*Exercise task*. In the listing that follows, how many lines contain "detuning"? Give the number only.

— START OF Material for this exercise —

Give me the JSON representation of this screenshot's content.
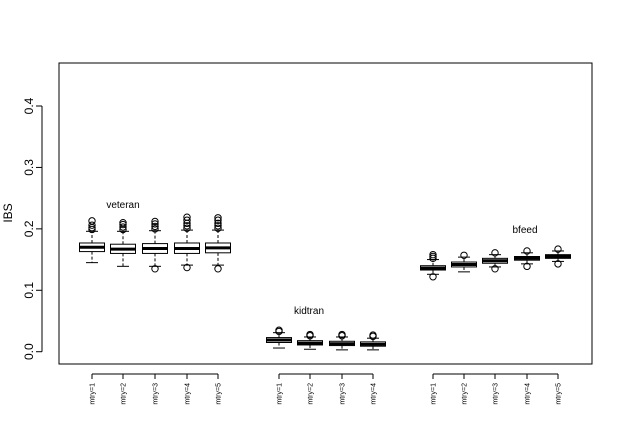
{
  "chart_data": {
    "type": "box",
    "ylabel": "IBS",
    "ylim": [
      -0.02,
      0.47
    ],
    "yticks": [
      0.0,
      0.1,
      0.2,
      0.3,
      0.4
    ],
    "ytick_labels": [
      "0.0",
      "0.1",
      "0.2",
      "0.3",
      "0.4"
    ],
    "grid": false,
    "groups": [
      {
        "label": "veteran",
        "boxes": [
          {
            "name": "mtry=1",
            "whislo": 0.145,
            "q1": 0.163,
            "med": 0.17,
            "q3": 0.177,
            "whishi": 0.196,
            "outliers": [
              0.199,
              0.202,
              0.206,
              0.213
            ]
          },
          {
            "name": "mtry=2",
            "whislo": 0.139,
            "q1": 0.16,
            "med": 0.167,
            "q3": 0.175,
            "whishi": 0.196,
            "outliers": [
              0.199,
              0.203,
              0.207,
              0.21
            ]
          },
          {
            "name": "mtry=3",
            "whislo": 0.139,
            "q1": 0.16,
            "med": 0.168,
            "q3": 0.176,
            "whishi": 0.197,
            "outliers": [
              0.135,
              0.2,
              0.204,
              0.208,
              0.212
            ]
          },
          {
            "name": "mtry=4",
            "whislo": 0.141,
            "q1": 0.16,
            "med": 0.168,
            "q3": 0.177,
            "whishi": 0.198,
            "outliers": [
              0.137,
              0.201,
              0.205,
              0.209,
              0.214,
              0.219
            ]
          },
          {
            "name": "mtry=5",
            "whislo": 0.141,
            "q1": 0.161,
            "med": 0.169,
            "q3": 0.177,
            "whishi": 0.198,
            "outliers": [
              0.135,
              0.201,
              0.205,
              0.209,
              0.214,
              0.218
            ]
          }
        ]
      },
      {
        "label": "kidtran",
        "boxes": [
          {
            "name": "mtry=1",
            "whislo": 0.006,
            "q1": 0.015,
            "med": 0.019,
            "q3": 0.023,
            "whishi": 0.031,
            "outliers": [
              0.033,
              0.035
            ]
          },
          {
            "name": "mtry=2",
            "whislo": 0.004,
            "q1": 0.011,
            "med": 0.014,
            "q3": 0.018,
            "whishi": 0.024,
            "outliers": [
              0.026,
              0.028
            ]
          },
          {
            "name": "mtry=3",
            "whislo": 0.003,
            "q1": 0.01,
            "med": 0.013,
            "q3": 0.017,
            "whishi": 0.024,
            "outliers": [
              0.026,
              0.028
            ]
          },
          {
            "name": "mtry=4",
            "whislo": 0.003,
            "q1": 0.009,
            "med": 0.012,
            "q3": 0.016,
            "whishi": 0.022,
            "outliers": [
              0.025,
              0.027
            ]
          }
        ]
      },
      {
        "label": "bfeed",
        "boxes": [
          {
            "name": "mtry=1",
            "whislo": 0.126,
            "q1": 0.133,
            "med": 0.136,
            "q3": 0.14,
            "whishi": 0.15,
            "outliers": [
              0.122,
              0.152,
              0.155,
              0.158
            ]
          },
          {
            "name": "mtry=2",
            "whislo": 0.13,
            "q1": 0.138,
            "med": 0.142,
            "q3": 0.146,
            "whishi": 0.154,
            "outliers": [
              0.157
            ]
          },
          {
            "name": "mtry=3",
            "whislo": 0.138,
            "q1": 0.144,
            "med": 0.148,
            "q3": 0.152,
            "whishi": 0.158,
            "outliers": [
              0.135,
              0.161
            ]
          },
          {
            "name": "mtry=4",
            "whislo": 0.143,
            "q1": 0.149,
            "med": 0.152,
            "q3": 0.155,
            "whishi": 0.161,
            "outliers": [
              0.139,
              0.164
            ]
          },
          {
            "name": "mtry=5",
            "whislo": 0.147,
            "q1": 0.152,
            "med": 0.155,
            "q3": 0.158,
            "whishi": 0.164,
            "outliers": [
              0.143,
              0.167
            ]
          }
        ]
      }
    ]
  }
}
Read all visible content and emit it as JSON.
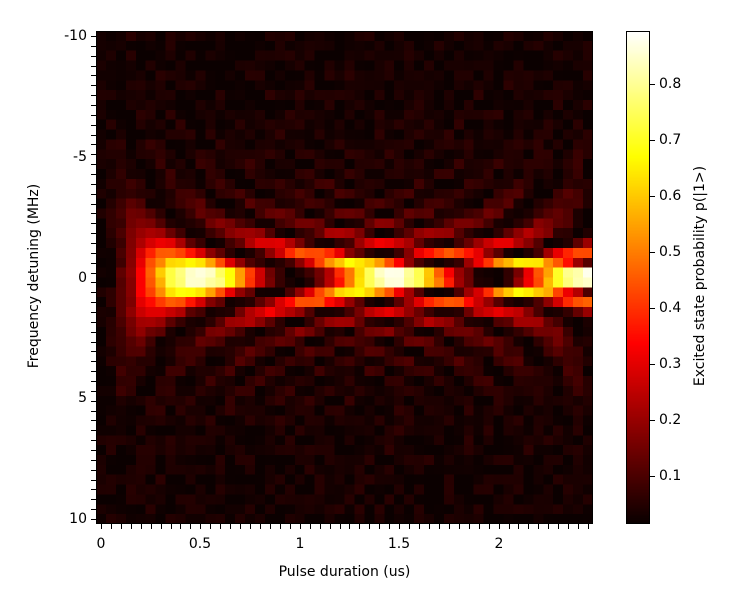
{
  "chart_data": {
    "type": "heatmap",
    "title": "",
    "xlabel": "Pulse duration (us)",
    "ylabel": "Frequency detuning (MHz)",
    "colorbar_label": "Excited state probability p(|1>)",
    "colormap": "hot",
    "x": {
      "start": 0.0,
      "step": 0.05,
      "count": 50,
      "range": [
        0,
        2.45
      ]
    },
    "y": {
      "start": -10.0,
      "step": 0.408,
      "count": 50,
      "range": [
        -10,
        10
      ],
      "inverted": true
    },
    "xticks": [
      {
        "value": 0,
        "label": "0"
      },
      {
        "value": 0.5,
        "label": "0.5"
      },
      {
        "value": 1,
        "label": "1"
      },
      {
        "value": 1.5,
        "label": "1.5"
      },
      {
        "value": 2,
        "label": "2"
      }
    ],
    "yticks": [
      {
        "value": -10,
        "label": "-10"
      },
      {
        "value": -5,
        "label": "-5"
      },
      {
        "value": 0,
        "label": "0"
      },
      {
        "value": 5,
        "label": "5"
      },
      {
        "value": 10,
        "label": "10"
      }
    ],
    "colorbar_ticks": [
      {
        "value": 0.1,
        "label": "0.1"
      },
      {
        "value": 0.2,
        "label": "0.2"
      },
      {
        "value": 0.3,
        "label": "0.3"
      },
      {
        "value": 0.4,
        "label": "0.4"
      },
      {
        "value": 0.5,
        "label": "0.5"
      },
      {
        "value": 0.6,
        "label": "0.6"
      },
      {
        "value": 0.7,
        "label": "0.7"
      },
      {
        "value": 0.8,
        "label": "0.8"
      }
    ],
    "clim": [
      0.014,
      0.895
    ],
    "model": {
      "description": "Rabi chevron: p = A * W^2/(W^2+D^2) * sin^2(pi*sqrt(W^2+D^2)*t) + baseline + noise",
      "rabi_frequency_mhz": 1.0,
      "amplitude": 0.88,
      "baseline": 0.02,
      "noise": 0.025
    },
    "features": [
      {
        "note": "Brightest lobe centered at detuning 0, t ~0.5 us, p ~0.89"
      },
      {
        "note": "Second bright lobe at detuning 0, t ~1.5 us"
      },
      {
        "note": "Third lobe starting near t ~2.4 us at right edge"
      },
      {
        "note": "Dark nodes on resonance near t ~1.0 us and ~2.0 us"
      },
      {
        "note": "Chevron fringes curve outward with increasing |detuning|"
      }
    ]
  }
}
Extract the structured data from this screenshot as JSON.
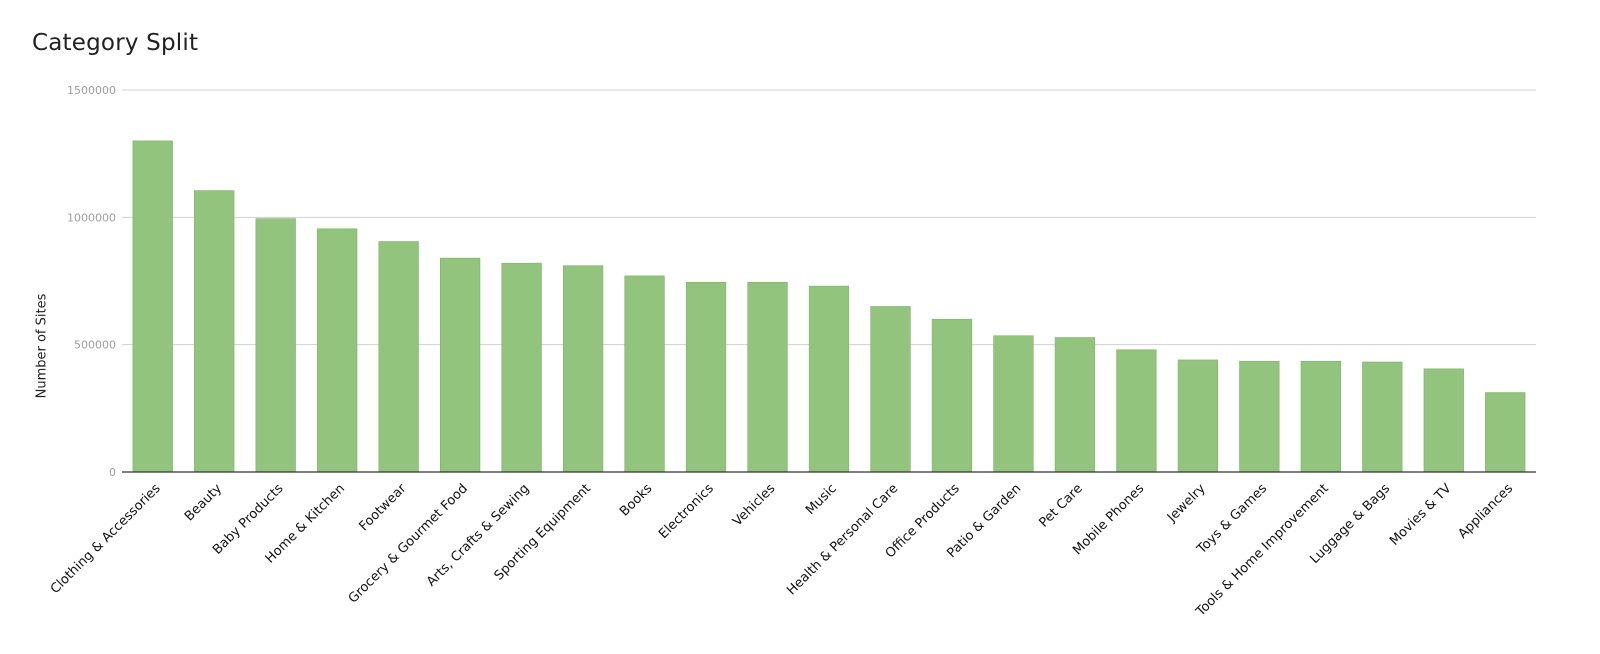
{
  "chart_data": {
    "type": "bar",
    "title": "Category Split",
    "xlabel": "",
    "ylabel": "Number of Sites",
    "ylim": [
      0,
      1500000
    ],
    "yticks": [
      0,
      500000,
      1000000,
      1500000
    ],
    "grid": true,
    "legend": "none",
    "bar_color": "#93c47d",
    "categories": [
      "Clothing & Accessories",
      "Beauty",
      "Baby Products",
      "Home & Kitchen",
      "Footwear",
      "Grocery & Gourmet Food",
      "Arts, Crafts & Sewing",
      "Sporting Equipment",
      "Books",
      "Electronics",
      "Vehicles",
      "Music",
      "Health & Personal Care",
      "Office Products",
      "Patio & Garden",
      "Pet Care",
      "Mobile Phones",
      "Jewelry",
      "Toys & Games",
      "Tools & Home Improvement",
      "Luggage & Bags",
      "Movies & TV",
      "Appliances"
    ],
    "values": [
      1300000,
      1105000,
      995000,
      955000,
      905000,
      840000,
      820000,
      810000,
      770000,
      745000,
      745000,
      730000,
      650000,
      600000,
      535000,
      528000,
      480000,
      440000,
      435000,
      435000,
      432000,
      405000,
      312000
    ]
  }
}
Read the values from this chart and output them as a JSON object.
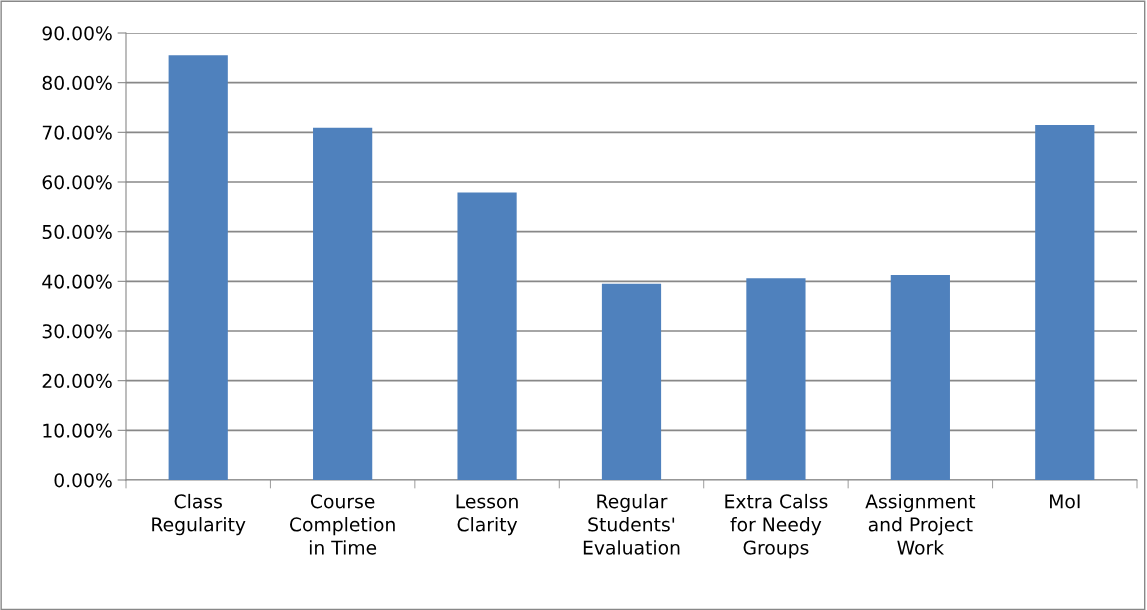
{
  "chart_data": {
    "type": "bar",
    "categories": [
      "Class\nRegularity",
      "Course\nCompletion\nin Time",
      "Lesson\nClarity",
      "Regular\nStudents'\nEvaluation",
      "Extra Calss\nfor Needy\nGroups",
      "Assignment\nand Project\nWork",
      "MoI"
    ],
    "values": [
      85.5,
      70.9,
      57.9,
      39.5,
      40.6,
      41.3,
      71.5
    ],
    "color": "#4f81bd",
    "ylim": [
      0,
      90
    ],
    "yticks": [
      {
        "value": 0,
        "label": "0.00%"
      },
      {
        "value": 10,
        "label": "10.00%"
      },
      {
        "value": 20,
        "label": "20.00%"
      },
      {
        "value": 30,
        "label": "30.00%"
      },
      {
        "value": 40,
        "label": "40.00%"
      },
      {
        "value": 50,
        "label": "50.00%"
      },
      {
        "value": 60,
        "label": "60.00%"
      },
      {
        "value": 70,
        "label": "70.00%"
      },
      {
        "value": 80,
        "label": "80.00%"
      },
      {
        "value": 90,
        "label": "90.00%"
      }
    ],
    "grid": "y"
  }
}
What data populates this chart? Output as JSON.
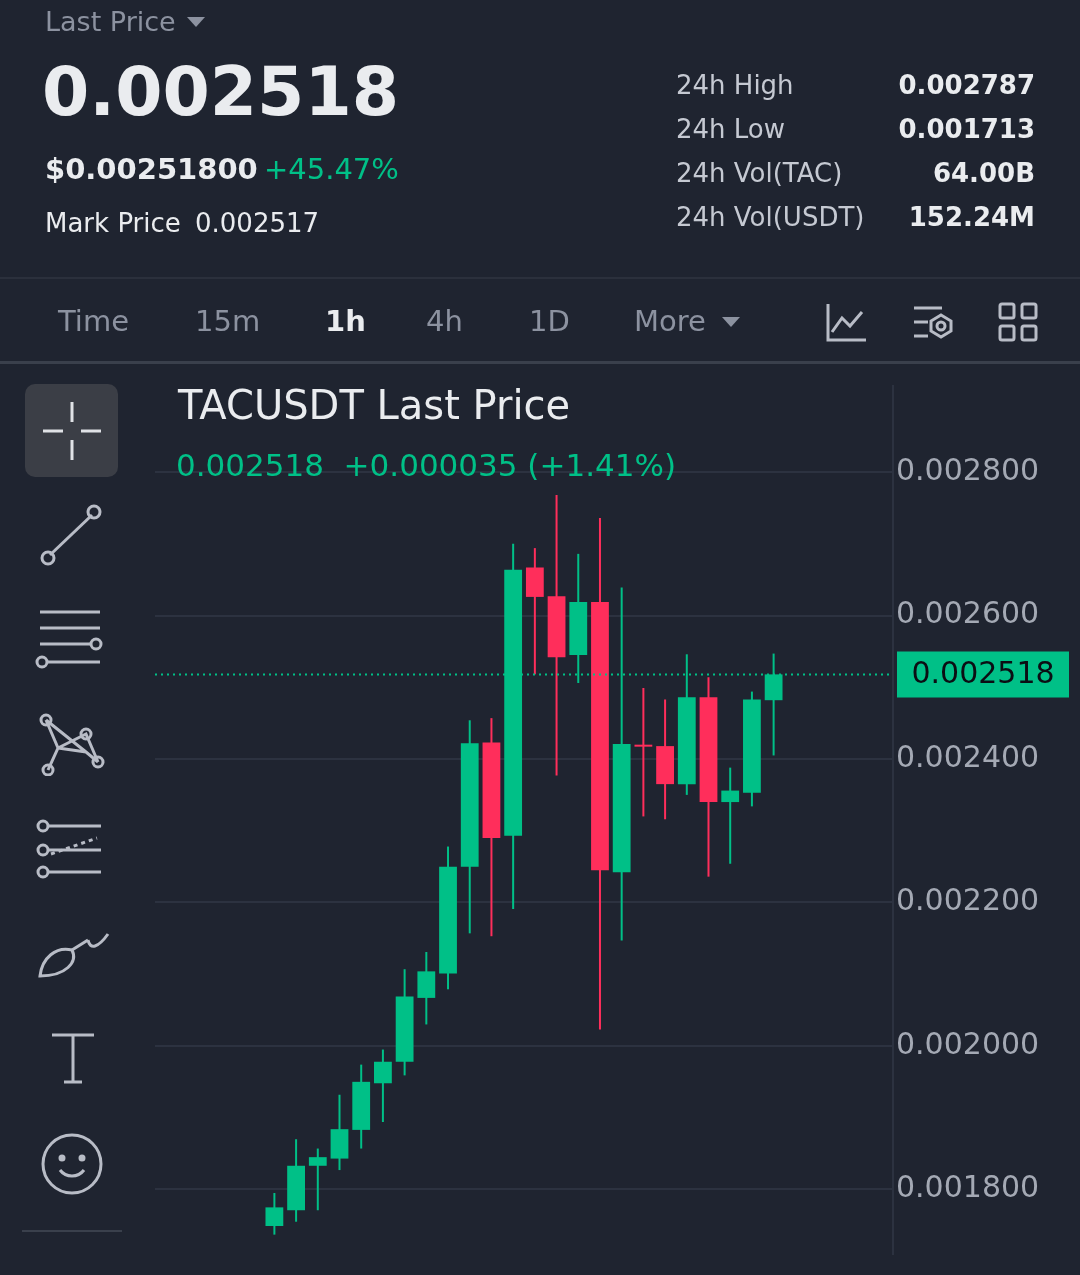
{
  "chart_data": {
    "type": "candlestick",
    "title": "TACUSDT Last Price",
    "subtitle": "0.002518  +0.000035 (+1.41%)",
    "annotations": [
      "Last Price",
      "0.002518",
      "$0.00251800",
      "+45.47%",
      "Mark Price",
      "0.002517",
      "24h High",
      "0.002787",
      "24h Low",
      "0.001713",
      "24h Vol(TAC)",
      "64.00B",
      "24h Vol(USDT)",
      "152.24M",
      "Time",
      "15m",
      "1h",
      "4h",
      "1D",
      "More"
    ],
    "categories": [
      null,
      null,
      null,
      null,
      null,
      null,
      null,
      null,
      null,
      null,
      null,
      null,
      null,
      null,
      null,
      null,
      null,
      null,
      null,
      null,
      null,
      null,
      null,
      null
    ],
    "ohlc": [
      [
        0.001749,
        0.001795,
        0.001737,
        0.001775
      ],
      [
        0.001771,
        0.00187,
        0.001755,
        0.001833
      ],
      [
        0.001833,
        0.001857,
        0.001771,
        0.001845
      ],
      [
        0.001843,
        0.001932,
        0.001827,
        0.001884
      ],
      [
        0.001883,
        0.001974,
        0.001857,
        0.00195
      ],
      [
        0.001948,
        0.001995,
        0.001894,
        0.001978
      ],
      [
        0.001978,
        0.002107,
        0.001959,
        0.002069
      ],
      [
        0.002067,
        0.002131,
        0.00203,
        0.002104
      ],
      [
        0.002101,
        0.002278,
        0.002079,
        0.00225
      ],
      [
        0.00225,
        0.002454,
        0.002157,
        0.002422
      ],
      [
        0.002423,
        0.002457,
        0.002153,
        0.00229
      ],
      [
        0.002293,
        0.0027,
        0.002191,
        0.002664
      ],
      [
        0.002667,
        0.002694,
        0.002518,
        0.002626
      ],
      [
        0.002627,
        0.002768,
        0.002377,
        0.002542
      ],
      [
        0.002545,
        0.002686,
        0.002506,
        0.002619
      ],
      [
        0.002619,
        0.002736,
        0.002023,
        0.002245
      ],
      [
        0.002242,
        0.002639,
        0.002147,
        0.002421
      ],
      [
        0.00242,
        0.002499,
        0.00232,
        0.002419
      ],
      [
        0.002418,
        0.002483,
        0.002316,
        0.002365
      ],
      [
        0.002365,
        0.002546,
        0.00235,
        0.002486
      ],
      [
        0.002486,
        0.002514,
        0.002236,
        0.00234
      ],
      [
        0.00234,
        0.002388,
        0.002254,
        0.002356
      ],
      [
        0.002353,
        0.002494,
        0.002334,
        0.002483
      ],
      [
        0.002482,
        0.002547,
        0.002405,
        0.002518
      ]
    ],
    "colors": [
      "#00c087",
      "#00c087",
      "#00c087",
      "#00c087",
      "#00c087",
      "#00c087",
      "#00c087",
      "#00c087",
      "#00c087",
      "#00c087",
      "#ff2e5b",
      "#00c087",
      "#ff2e5b",
      "#ff2e5b",
      "#00c087",
      "#ff2e5b",
      "#00c087",
      "#ff2e5b",
      "#ff2e5b",
      "#00c087",
      "#ff2e5b",
      "#00c087",
      "#00c087",
      "#00c087"
    ],
    "ylim": [
      0.00171,
      0.00292
    ],
    "yticks": [
      {
        "value": 0.0018,
        "label": "0.001800"
      },
      {
        "value": 0.002,
        "label": "0.002000"
      },
      {
        "value": 0.0022,
        "label": "0.002200"
      },
      {
        "value": 0.0024,
        "label": "0.002400"
      },
      {
        "value": 0.0026,
        "label": "0.002600"
      },
      {
        "value": 0.0028,
        "label": "0.002800"
      }
    ],
    "ref_lines": [
      {
        "axis": "y",
        "value": 0.002518,
        "label": "0.002518",
        "color": "#00c087",
        "line_style": "dotted"
      }
    ],
    "grid": "y",
    "tick_labels": "y"
  }
}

— END OF Material for this exercise —

*Exercise solution*. 4